Prompt: Look through the records below, and copy out every line that holds the string "subtitle".

Source records:

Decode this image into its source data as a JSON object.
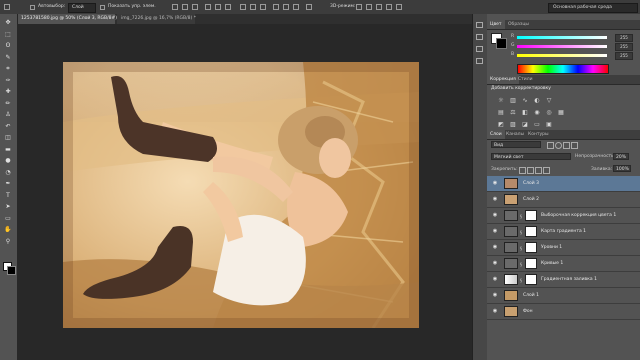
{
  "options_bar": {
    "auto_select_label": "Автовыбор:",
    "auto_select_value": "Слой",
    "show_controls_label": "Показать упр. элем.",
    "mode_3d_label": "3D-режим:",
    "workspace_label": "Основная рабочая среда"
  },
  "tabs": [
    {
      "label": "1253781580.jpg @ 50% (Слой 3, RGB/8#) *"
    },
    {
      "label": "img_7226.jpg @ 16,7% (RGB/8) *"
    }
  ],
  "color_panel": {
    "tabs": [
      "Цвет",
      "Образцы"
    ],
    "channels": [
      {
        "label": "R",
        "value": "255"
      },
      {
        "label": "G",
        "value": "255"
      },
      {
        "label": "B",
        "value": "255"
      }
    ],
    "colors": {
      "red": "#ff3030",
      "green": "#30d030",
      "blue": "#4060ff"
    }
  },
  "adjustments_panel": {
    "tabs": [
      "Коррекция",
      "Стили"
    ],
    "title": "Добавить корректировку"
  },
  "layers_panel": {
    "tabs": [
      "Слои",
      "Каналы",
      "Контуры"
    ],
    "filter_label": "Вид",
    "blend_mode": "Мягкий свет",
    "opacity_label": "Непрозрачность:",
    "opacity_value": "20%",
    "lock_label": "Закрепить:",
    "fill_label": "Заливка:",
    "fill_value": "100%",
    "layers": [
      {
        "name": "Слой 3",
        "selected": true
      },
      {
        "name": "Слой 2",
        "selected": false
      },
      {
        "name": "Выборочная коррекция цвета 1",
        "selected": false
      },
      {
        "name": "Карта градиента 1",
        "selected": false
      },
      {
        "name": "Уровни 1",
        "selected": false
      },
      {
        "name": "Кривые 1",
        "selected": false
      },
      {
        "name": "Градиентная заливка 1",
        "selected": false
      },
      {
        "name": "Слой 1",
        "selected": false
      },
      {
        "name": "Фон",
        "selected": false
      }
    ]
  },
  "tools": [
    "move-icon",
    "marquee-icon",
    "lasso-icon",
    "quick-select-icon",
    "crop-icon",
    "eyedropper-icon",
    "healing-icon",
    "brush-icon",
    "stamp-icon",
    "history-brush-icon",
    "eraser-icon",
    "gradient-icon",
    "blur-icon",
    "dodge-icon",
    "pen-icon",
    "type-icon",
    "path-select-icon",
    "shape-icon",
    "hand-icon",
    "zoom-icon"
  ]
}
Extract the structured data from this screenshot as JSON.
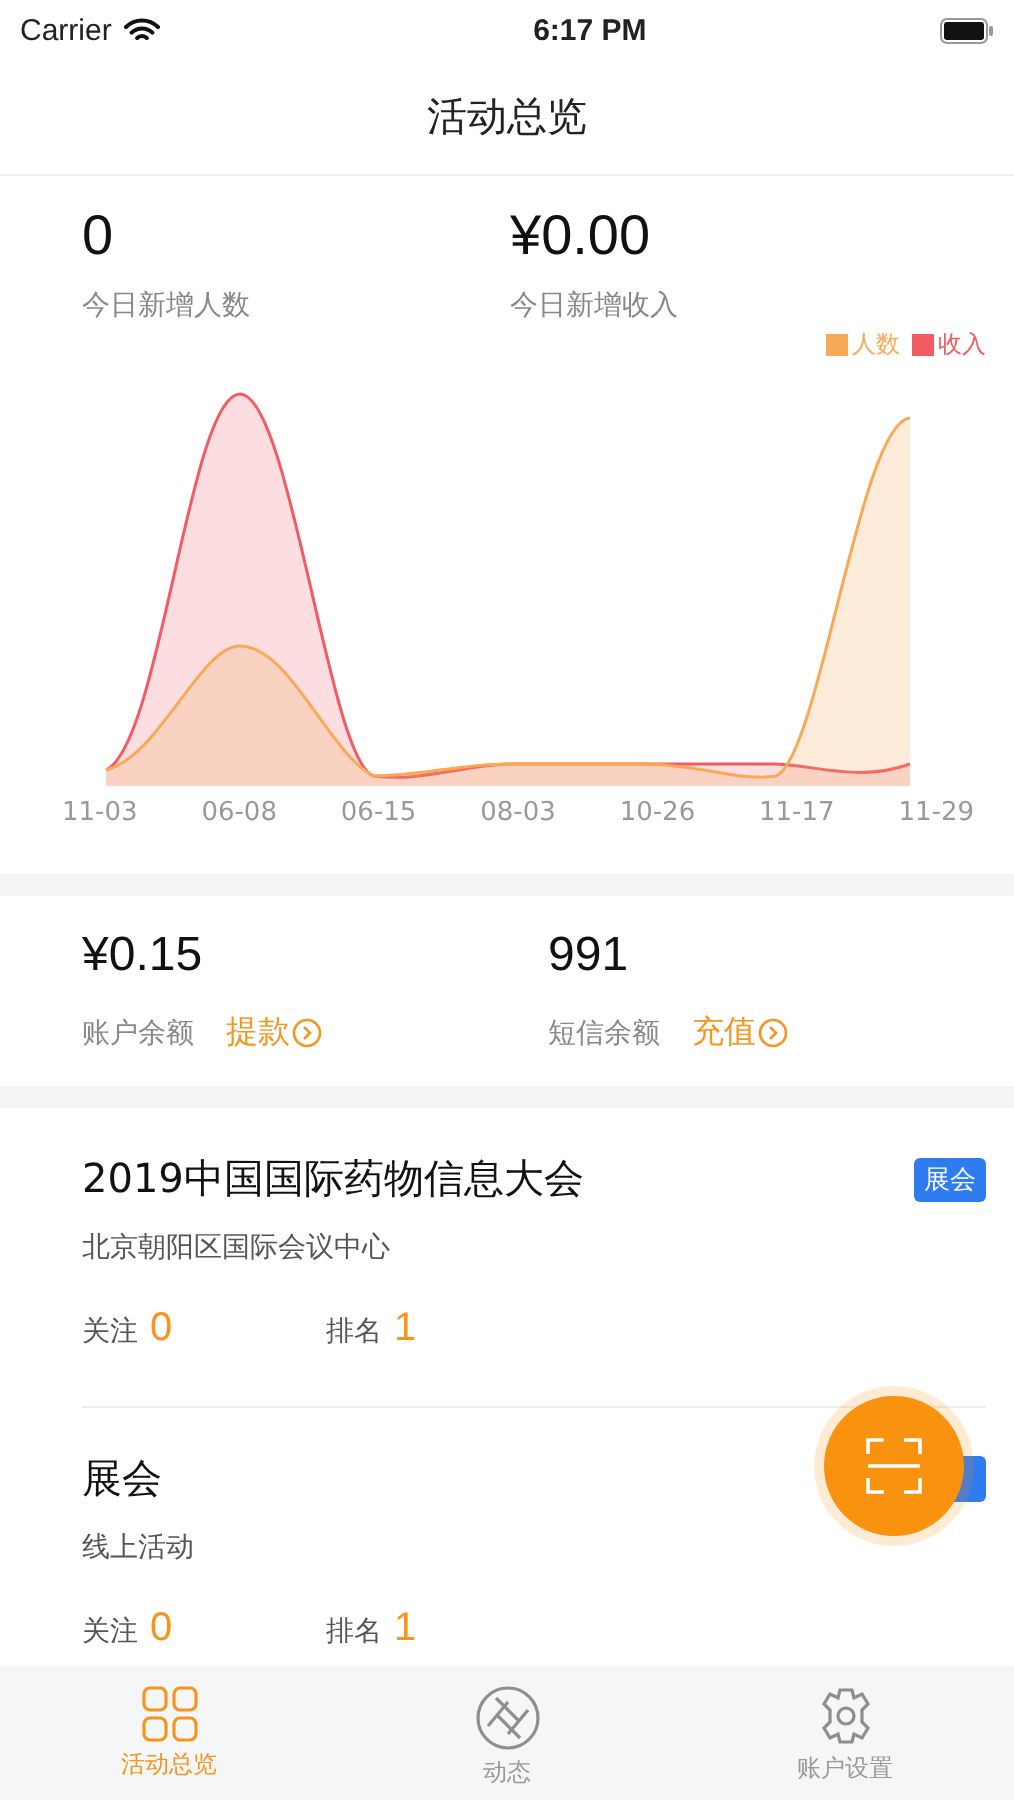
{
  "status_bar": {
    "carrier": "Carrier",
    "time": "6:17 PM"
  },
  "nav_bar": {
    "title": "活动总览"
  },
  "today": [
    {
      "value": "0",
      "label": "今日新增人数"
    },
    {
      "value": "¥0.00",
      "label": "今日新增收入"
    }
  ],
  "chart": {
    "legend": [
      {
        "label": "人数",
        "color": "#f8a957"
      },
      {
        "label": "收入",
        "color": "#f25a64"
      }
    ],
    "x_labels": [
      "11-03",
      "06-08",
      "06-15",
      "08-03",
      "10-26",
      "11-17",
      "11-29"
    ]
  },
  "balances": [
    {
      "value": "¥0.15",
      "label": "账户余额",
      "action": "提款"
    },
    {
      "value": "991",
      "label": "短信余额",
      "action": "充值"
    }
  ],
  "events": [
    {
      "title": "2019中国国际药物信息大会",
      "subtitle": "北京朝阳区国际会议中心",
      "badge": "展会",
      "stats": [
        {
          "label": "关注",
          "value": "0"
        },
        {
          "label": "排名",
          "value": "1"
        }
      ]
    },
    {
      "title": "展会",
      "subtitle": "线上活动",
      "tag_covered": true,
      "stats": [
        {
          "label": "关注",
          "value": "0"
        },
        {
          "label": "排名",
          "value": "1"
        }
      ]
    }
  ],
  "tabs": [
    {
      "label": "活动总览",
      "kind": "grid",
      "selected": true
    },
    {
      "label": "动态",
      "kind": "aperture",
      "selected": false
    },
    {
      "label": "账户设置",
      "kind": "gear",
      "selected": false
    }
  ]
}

Solution:
      "subtitle": "北京朝阳区国际会议中心",
      "subtitle": "线上活动",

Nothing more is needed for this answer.